==== Records shown

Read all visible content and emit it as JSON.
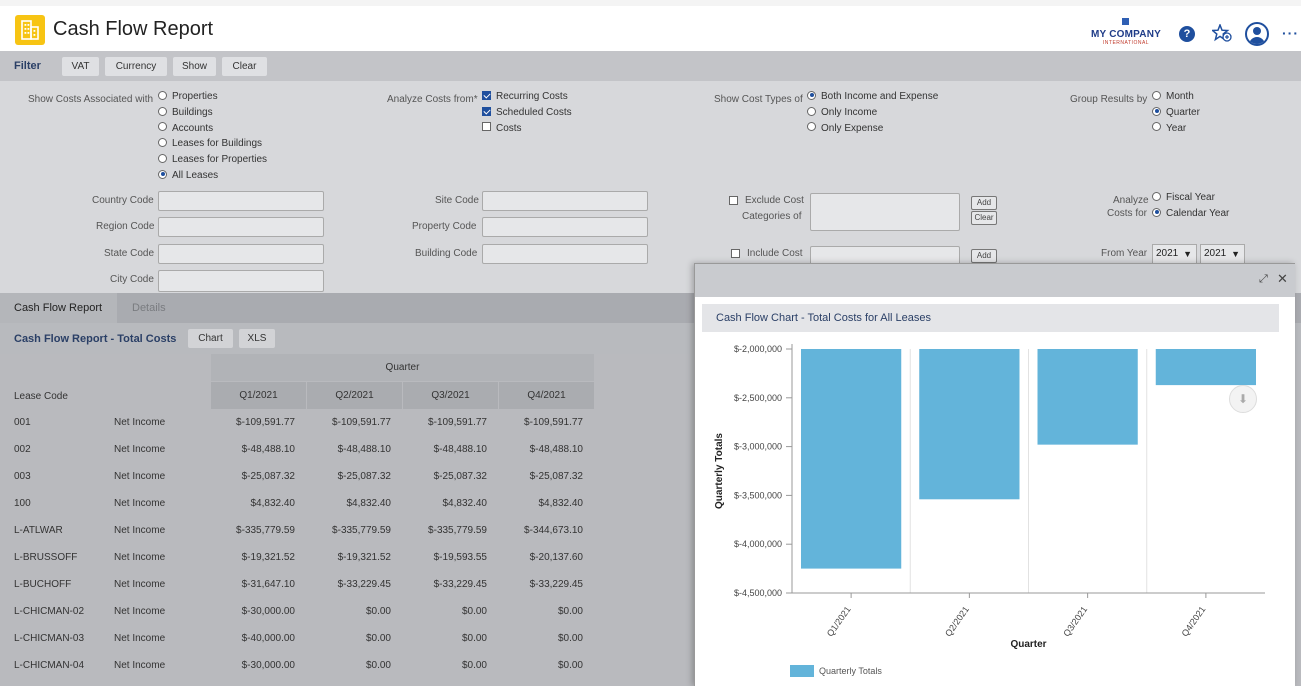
{
  "header": {
    "title": "Cash Flow Report",
    "company_name": "MY COMPANY",
    "company_sub": "INTERNATIONAL",
    "help_glyph": "?",
    "more_glyph": "···"
  },
  "filter_bar": {
    "label": "Filter",
    "buttons": [
      "VAT",
      "Currency",
      "Show",
      "Clear"
    ]
  },
  "filters": {
    "show_costs_label": "Show Costs Associated with",
    "show_costs_options": [
      {
        "label": "Properties",
        "selected": false
      },
      {
        "label": "Buildings",
        "selected": false
      },
      {
        "label": "Accounts",
        "selected": false
      },
      {
        "label": "Leases for Buildings",
        "selected": false
      },
      {
        "label": "Leases for Properties",
        "selected": false
      },
      {
        "label": "All Leases",
        "selected": true
      }
    ],
    "analyze_from_label": "Analyze Costs from*",
    "analyze_from_options": [
      {
        "label": "Recurring Costs",
        "checked": true
      },
      {
        "label": "Scheduled Costs",
        "checked": true
      },
      {
        "label": "Costs",
        "checked": false
      }
    ],
    "cost_types_label": "Show Cost Types of",
    "cost_types_options": [
      {
        "label": "Both Income and Expense",
        "selected": true
      },
      {
        "label": "Only Income",
        "selected": false
      },
      {
        "label": "Only Expense",
        "selected": false
      }
    ],
    "group_by_label": "Group Results by",
    "group_by_options": [
      {
        "label": "Month",
        "selected": false
      },
      {
        "label": "Quarter",
        "selected": true
      },
      {
        "label": "Year",
        "selected": false
      }
    ],
    "country_code": "Country Code",
    "region_code": "Region Code",
    "state_code": "State Code",
    "city_code": "City Code",
    "site_code": "Site Code",
    "property_code": "Property Code",
    "building_code": "Building Code",
    "exclude_cost_label_1": "Exclude Cost",
    "exclude_cost_label_2": "Categories of",
    "include_cost_label": "Include Cost",
    "add_label": "Add",
    "clear_label": "Clear",
    "analyze_costs_label_1": "Analyze",
    "analyze_costs_label_2": "Costs for",
    "fiscal_year": "Fiscal Year",
    "calendar_year": "Calendar Year",
    "fiscal_selected": false,
    "calendar_selected": true,
    "from_year_label": "From Year",
    "from_year_value": "2021",
    "to_year_value": "2021"
  },
  "tabs": [
    {
      "label": "Cash Flow Report",
      "active": true
    },
    {
      "label": "Details",
      "active": false
    }
  ],
  "report": {
    "title": "Cash Flow Report - Total Costs",
    "chart_button": "Chart",
    "xls_button": "XLS",
    "group_header": "Quarter",
    "lease_code_header": "Lease Code",
    "quarter_headers": [
      "Q1/2021",
      "Q2/2021",
      "Q3/2021",
      "Q4/2021"
    ],
    "rows": [
      {
        "code": "001",
        "type": "Net Income",
        "values": [
          "$-109,591.77",
          "$-109,591.77",
          "$-109,591.77",
          "$-109,591.77"
        ]
      },
      {
        "code": "002",
        "type": "Net Income",
        "values": [
          "$-48,488.10",
          "$-48,488.10",
          "$-48,488.10",
          "$-48,488.10"
        ]
      },
      {
        "code": "003",
        "type": "Net Income",
        "values": [
          "$-25,087.32",
          "$-25,087.32",
          "$-25,087.32",
          "$-25,087.32"
        ]
      },
      {
        "code": "100",
        "type": "Net Income",
        "values": [
          "$4,832.40",
          "$4,832.40",
          "$4,832.40",
          "$4,832.40"
        ]
      },
      {
        "code": "L-ATLWAR",
        "type": "Net Income",
        "values": [
          "$-335,779.59",
          "$-335,779.59",
          "$-335,779.59",
          "$-344,673.10"
        ]
      },
      {
        "code": "L-BRUSSOFF",
        "type": "Net Income",
        "values": [
          "$-19,321.52",
          "$-19,321.52",
          "$-19,593.55",
          "$-20,137.60"
        ]
      },
      {
        "code": "L-BUCHOFF",
        "type": "Net Income",
        "values": [
          "$-31,647.10",
          "$-33,229.45",
          "$-33,229.45",
          "$-33,229.45"
        ]
      },
      {
        "code": "L-CHICMAN-02",
        "type": "Net Income",
        "values": [
          "$-30,000.00",
          "$0.00",
          "$0.00",
          "$0.00"
        ]
      },
      {
        "code": "L-CHICMAN-03",
        "type": "Net Income",
        "values": [
          "$-40,000.00",
          "$0.00",
          "$0.00",
          "$0.00"
        ]
      },
      {
        "code": "L-CHICMAN-04",
        "type": "Net Income",
        "values": [
          "$-30,000.00",
          "$0.00",
          "$0.00",
          "$0.00"
        ]
      }
    ]
  },
  "popup": {
    "title": "Cash Flow Chart - Total Costs for All Leases",
    "expand_glyph": "⤢",
    "close_glyph": "✕",
    "download_glyph": "⬇"
  },
  "chart_data": {
    "type": "bar",
    "title": "Cash Flow Chart - Total Costs for All Leases",
    "xlabel": "Quarter",
    "ylabel": "Quarterly Totals",
    "categories": [
      "Q1/2021",
      "Q2/2021",
      "Q3/2021",
      "Q4/2021"
    ],
    "series": [
      {
        "name": "Quarterly Totals",
        "values": [
          -4250000,
          -3540000,
          -2980000,
          -2370000
        ],
        "color": "#63b4da"
      }
    ],
    "ylim": [
      -4500000,
      -2000000
    ],
    "yticks": [
      -2000000,
      -2500000,
      -3000000,
      -3500000,
      -4000000,
      -4500000
    ],
    "ytick_labels": [
      "$-2,000,000",
      "$-2,500,000",
      "$-3,000,000",
      "$-3,500,000",
      "$-4,000,000",
      "$-4,500,000"
    ],
    "grid": true,
    "legend": "bottom-left"
  }
}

========

> **Written problem**
Where a line of the entries contains the word "Properties", copy that line.

> **Correct result**
        "label": "Properties",
        "label": "Leases for Properties",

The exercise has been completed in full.